Task material.
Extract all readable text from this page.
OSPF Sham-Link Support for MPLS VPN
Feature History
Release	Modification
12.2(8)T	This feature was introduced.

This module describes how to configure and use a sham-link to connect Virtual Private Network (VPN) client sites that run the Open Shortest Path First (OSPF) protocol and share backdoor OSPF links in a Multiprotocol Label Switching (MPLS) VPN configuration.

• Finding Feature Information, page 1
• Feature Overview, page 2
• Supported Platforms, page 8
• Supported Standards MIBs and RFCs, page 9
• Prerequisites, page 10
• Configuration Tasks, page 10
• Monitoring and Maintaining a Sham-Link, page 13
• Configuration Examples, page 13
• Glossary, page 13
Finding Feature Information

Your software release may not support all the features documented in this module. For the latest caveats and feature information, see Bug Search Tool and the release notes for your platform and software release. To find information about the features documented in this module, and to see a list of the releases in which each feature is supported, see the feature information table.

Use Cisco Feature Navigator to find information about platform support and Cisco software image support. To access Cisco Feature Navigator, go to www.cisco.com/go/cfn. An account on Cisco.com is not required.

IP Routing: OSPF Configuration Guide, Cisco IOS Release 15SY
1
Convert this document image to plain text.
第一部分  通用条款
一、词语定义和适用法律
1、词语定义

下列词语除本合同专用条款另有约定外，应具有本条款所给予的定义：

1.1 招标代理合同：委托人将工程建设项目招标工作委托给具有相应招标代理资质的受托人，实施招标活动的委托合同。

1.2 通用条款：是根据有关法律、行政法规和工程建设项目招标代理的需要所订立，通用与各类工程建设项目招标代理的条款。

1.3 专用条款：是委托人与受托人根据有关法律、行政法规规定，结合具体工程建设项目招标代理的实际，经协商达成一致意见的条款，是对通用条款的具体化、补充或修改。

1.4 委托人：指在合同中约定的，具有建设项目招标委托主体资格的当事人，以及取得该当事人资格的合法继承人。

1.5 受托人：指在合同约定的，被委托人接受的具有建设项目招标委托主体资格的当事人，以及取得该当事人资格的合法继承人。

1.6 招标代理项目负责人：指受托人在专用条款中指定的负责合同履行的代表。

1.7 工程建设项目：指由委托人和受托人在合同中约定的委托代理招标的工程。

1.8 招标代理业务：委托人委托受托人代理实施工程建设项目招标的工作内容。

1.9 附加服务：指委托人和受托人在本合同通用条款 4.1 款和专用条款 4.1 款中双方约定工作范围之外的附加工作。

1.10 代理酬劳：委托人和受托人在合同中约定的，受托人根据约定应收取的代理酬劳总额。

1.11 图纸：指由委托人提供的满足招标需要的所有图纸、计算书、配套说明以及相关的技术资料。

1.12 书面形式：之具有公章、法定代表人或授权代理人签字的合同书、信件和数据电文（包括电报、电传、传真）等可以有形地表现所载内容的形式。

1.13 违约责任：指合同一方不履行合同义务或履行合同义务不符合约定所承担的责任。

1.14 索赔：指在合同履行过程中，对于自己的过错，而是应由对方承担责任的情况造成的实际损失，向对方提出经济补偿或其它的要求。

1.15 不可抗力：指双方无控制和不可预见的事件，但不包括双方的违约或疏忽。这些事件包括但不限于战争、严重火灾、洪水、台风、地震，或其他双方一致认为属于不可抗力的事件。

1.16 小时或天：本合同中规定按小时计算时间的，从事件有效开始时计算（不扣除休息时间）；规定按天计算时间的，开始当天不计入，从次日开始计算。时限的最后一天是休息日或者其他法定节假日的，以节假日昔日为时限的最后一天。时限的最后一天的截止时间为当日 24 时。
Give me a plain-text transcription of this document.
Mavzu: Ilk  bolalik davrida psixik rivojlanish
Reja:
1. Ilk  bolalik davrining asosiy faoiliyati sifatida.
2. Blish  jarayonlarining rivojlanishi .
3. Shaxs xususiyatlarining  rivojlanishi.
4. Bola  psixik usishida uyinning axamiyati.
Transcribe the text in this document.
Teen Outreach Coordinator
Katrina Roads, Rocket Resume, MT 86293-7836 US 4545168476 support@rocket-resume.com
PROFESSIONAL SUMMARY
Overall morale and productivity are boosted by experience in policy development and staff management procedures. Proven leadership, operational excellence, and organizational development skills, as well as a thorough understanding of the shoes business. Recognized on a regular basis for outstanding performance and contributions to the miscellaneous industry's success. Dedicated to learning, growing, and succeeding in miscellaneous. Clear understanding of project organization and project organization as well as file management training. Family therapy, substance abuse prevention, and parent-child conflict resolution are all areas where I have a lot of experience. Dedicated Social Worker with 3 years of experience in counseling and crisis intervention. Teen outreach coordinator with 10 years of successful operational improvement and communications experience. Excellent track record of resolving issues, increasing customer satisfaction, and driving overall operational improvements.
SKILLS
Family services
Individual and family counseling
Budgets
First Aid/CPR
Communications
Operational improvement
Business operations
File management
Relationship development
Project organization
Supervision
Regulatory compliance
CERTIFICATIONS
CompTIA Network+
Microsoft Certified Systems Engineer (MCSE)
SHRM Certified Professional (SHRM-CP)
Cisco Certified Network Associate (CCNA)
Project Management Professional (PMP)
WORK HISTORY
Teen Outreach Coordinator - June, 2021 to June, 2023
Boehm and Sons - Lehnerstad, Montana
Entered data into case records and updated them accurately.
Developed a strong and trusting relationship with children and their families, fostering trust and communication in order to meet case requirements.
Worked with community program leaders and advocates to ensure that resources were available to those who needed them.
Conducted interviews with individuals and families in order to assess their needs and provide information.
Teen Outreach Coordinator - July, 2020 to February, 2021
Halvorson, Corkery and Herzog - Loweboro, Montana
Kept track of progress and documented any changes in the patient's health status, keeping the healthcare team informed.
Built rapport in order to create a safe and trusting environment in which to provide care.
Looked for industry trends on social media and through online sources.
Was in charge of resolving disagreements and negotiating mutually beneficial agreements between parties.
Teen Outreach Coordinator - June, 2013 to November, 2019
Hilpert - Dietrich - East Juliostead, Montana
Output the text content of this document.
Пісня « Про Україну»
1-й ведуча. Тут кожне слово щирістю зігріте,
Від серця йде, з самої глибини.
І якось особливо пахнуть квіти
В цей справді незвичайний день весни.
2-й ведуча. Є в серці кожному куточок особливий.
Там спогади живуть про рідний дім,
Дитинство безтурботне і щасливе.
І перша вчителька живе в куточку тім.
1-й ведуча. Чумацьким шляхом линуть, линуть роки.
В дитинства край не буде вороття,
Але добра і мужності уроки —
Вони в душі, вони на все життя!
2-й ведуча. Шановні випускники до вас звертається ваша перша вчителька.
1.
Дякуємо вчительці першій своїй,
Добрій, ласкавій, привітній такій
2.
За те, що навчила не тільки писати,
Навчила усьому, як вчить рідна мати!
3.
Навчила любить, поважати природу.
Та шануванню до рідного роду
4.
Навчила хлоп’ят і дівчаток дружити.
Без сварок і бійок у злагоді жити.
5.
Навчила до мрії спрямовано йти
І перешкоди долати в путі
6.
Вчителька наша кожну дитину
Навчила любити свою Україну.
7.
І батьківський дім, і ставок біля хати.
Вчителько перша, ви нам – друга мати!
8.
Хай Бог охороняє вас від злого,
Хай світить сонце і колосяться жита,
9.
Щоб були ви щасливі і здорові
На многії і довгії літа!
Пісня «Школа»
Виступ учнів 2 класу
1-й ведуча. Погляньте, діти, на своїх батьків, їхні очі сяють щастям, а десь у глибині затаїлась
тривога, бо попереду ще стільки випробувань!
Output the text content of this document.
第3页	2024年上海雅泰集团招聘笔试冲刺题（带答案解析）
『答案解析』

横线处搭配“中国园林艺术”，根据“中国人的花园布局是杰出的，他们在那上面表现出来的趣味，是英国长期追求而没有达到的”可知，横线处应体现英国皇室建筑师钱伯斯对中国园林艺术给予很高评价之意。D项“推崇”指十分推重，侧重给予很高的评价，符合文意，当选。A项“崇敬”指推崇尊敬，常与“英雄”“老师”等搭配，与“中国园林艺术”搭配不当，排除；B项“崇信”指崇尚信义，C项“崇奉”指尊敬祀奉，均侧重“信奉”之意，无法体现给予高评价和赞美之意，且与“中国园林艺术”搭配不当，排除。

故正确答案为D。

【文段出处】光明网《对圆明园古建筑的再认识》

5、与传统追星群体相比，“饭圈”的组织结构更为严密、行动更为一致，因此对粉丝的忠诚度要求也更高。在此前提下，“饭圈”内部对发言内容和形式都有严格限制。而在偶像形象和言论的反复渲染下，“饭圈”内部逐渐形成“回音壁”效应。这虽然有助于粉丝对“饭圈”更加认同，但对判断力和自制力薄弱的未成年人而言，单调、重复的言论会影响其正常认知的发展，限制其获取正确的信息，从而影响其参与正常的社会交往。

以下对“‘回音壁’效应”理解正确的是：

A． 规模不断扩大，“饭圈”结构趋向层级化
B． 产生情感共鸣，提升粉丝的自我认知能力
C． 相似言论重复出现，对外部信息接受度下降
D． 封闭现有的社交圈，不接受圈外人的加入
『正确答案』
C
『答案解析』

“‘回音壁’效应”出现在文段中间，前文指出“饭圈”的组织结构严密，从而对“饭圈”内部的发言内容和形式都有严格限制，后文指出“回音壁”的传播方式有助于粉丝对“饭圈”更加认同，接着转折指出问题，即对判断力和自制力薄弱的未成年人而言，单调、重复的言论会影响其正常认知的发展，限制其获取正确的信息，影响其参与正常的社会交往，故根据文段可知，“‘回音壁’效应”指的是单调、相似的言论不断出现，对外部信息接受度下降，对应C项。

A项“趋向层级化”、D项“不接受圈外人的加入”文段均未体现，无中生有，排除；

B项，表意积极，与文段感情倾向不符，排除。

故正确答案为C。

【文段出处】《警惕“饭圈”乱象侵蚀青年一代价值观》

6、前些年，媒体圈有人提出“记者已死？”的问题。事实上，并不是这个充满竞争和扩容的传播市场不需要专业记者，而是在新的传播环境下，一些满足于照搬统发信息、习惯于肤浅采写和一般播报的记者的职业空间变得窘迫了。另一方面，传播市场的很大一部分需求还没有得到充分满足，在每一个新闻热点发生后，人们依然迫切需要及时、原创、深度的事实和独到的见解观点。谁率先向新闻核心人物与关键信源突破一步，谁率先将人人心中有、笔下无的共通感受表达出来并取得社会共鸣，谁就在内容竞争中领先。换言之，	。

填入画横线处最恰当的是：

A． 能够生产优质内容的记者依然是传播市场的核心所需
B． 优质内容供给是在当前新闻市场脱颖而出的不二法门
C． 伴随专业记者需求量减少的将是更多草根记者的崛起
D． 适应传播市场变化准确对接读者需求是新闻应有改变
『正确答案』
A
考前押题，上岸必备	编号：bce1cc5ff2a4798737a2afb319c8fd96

Exercise aim.
Identify the lines of the data that contain the word "Україну". Copy each of them.

Finished task.
Пісня « Про Україну»
Навчила любити свою Україну.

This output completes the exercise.